### Task instructions
Find every line below with the string "etiology" and pick it out.

═════ Data shown ═════

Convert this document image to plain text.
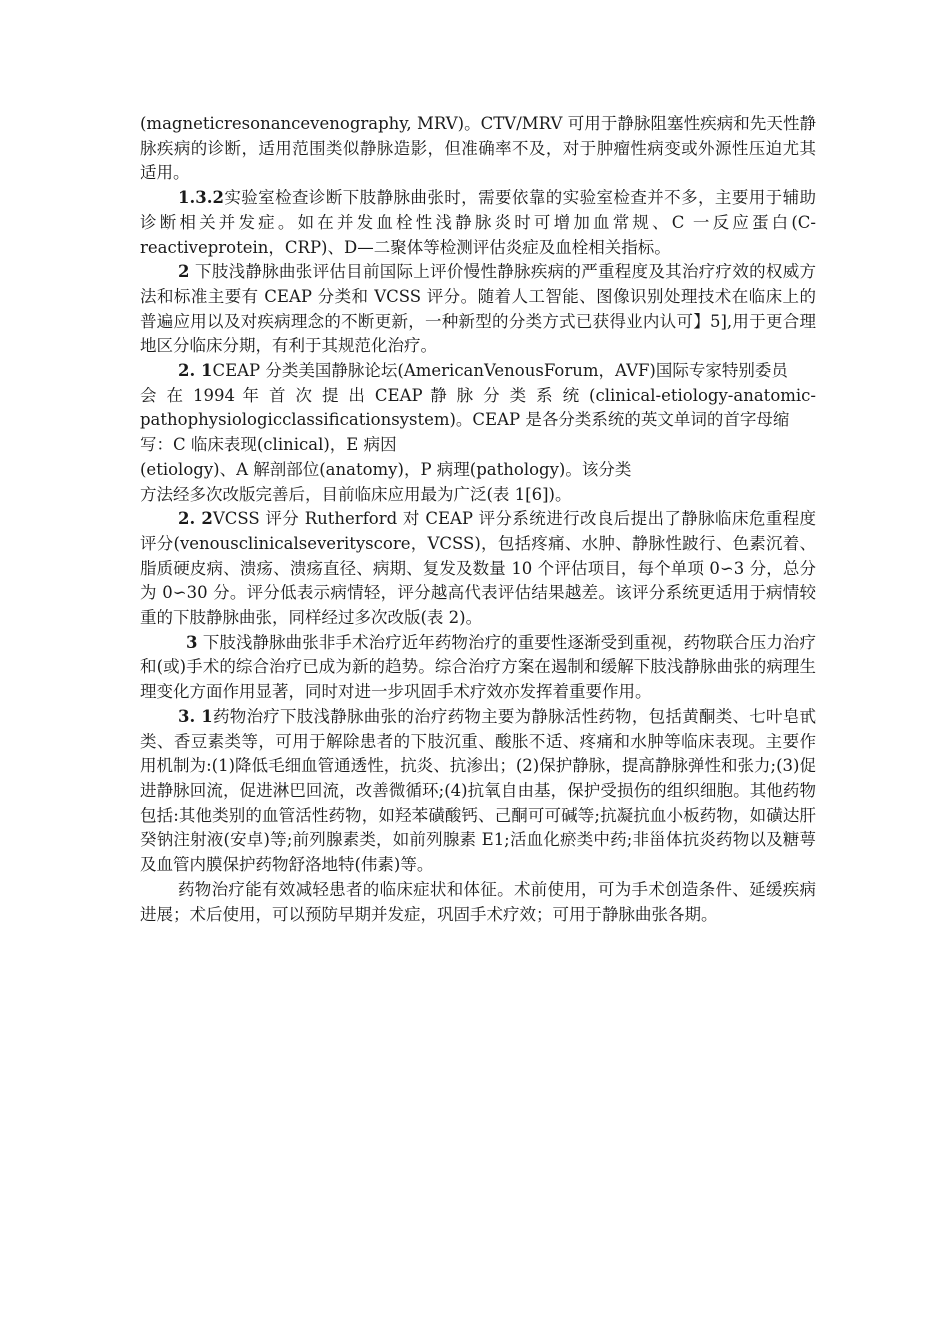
(magneticresonancevenography, MRV)。CTV/MRV 可用于静脉阻塞性疾病和先天性静脉疾病的诊断，适用范围类似静脉造影，但准确率不及，对于肿瘤性病变或外源性压迫尤其适用。

1.3.2实验室检查诊断下肢静脉曲张时，需要依靠的实验室检查并不多，主要用于辅助诊断相关并发症。如在并发血栓性浅静脉炎时可增加血常规、C 一反应蛋白(C-reactiveprotein，CRP)、D—二聚体等检测评估炎症及血栓相关指标。

2 下肢浅静脉曲张评估目前国际上评价慢性静脉疾病的严重程度及其治疗疗效的权威方法和标准主要有 CEAP 分类和 VCSS 评分。随着人工智能、图像识别处理技术在临床上的普遍应用以及对疾病理念的不断更新，一种新型的分类方式已获得业内认可】5],用于更合理地区分临床分期，有利于其规范化治疗。

2. 1CEAP 分类美国静脉论坛(AmericanVenousForum，AVF)国际专家特别委员
会 在 1994 年 首 次 提 出 CEAP 静 脉 分 类 系 统 (clinical-etiology-anatomic-
pathophysiologicclassificationsystem)。CEAP 是各分类系统的英文单词的首字母缩
写：C 临床表现(clinical)，E 病因
(etiology)、A 解剖部位(anatomy)，P 病理(pathology)。该分类
方法经多次改版完善后，目前临床应用最为广泛(表 1[6])。

2. 2VCSS 评分 Rutherford 对 CEAP 评分系统进行改良后提出了静脉临床危重程度评分(venousclinicalseverityscore，VCSS)，包括疼痛、水肿、静脉性跛行、色素沉着、脂质硬皮病、溃疡、溃疡直径、病期、复发及数量 10 个评估项目，每个单项 0∽3 分，总分为 0∽30 分。评分低表示病情轻，评分越高代表评估结果越差。该评分系统更适用于病情较重的下肢静脉曲张，同样经过多次改版(表 2)。

3 下肢浅静脉曲张非手术治疗近年药物治疗的重要性逐渐受到重视，药物联合压力治疗和(或)手术的综合治疗已成为新的趋势。综合治疗方案在遏制和缓解下肢浅静脉曲张的病理生理变化方面作用显著，同时对进一步巩固手术疗效亦发挥着重要作用。

3. 1药物治疗下肢浅静脉曲张的治疗药物主要为静脉活性药物，包括黄酮类、七叶皂甙类、香豆素类等，可用于解除患者的下肢沉重、酸胀不适、疼痛和水肿等临床表现。主要作用机制为:(1)降低毛细血管通透性，抗炎、抗渗出；(2)保护静脉，提高静脉弹性和张力;(3)促进静脉回流，促进淋巴回流，改善微循环;(4)抗氧自由基，保护受损伤的组织细胞。其他药物包括:其他类别的血管活性药物，如羟苯磺酸钙、己酮可可碱等;抗凝抗血小板药物，如磺达肝癸钠注射液(安卓)等;前列腺素类，如前列腺素 E1;活血化瘀类中药;非甾体抗炎药物以及糖萼及血管内膜保护药物舒洛地特(伟素)等。

药物治疗能有效减轻患者的临床症状和体征。术前使用，可为手术创造条件、延缓疾病进展；术后使用，可以预防早期并发症，巩固手术疗效；可用于静脉曲张各期。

═════

### Expected output
会 在 1994 年 首 次 提 出 CEAP 静 脉 分 类 系 统 (clinical-etiology-anatomic-
(etiology)、A 解剖部位(anatomy)，P 病理(pathology)。该分类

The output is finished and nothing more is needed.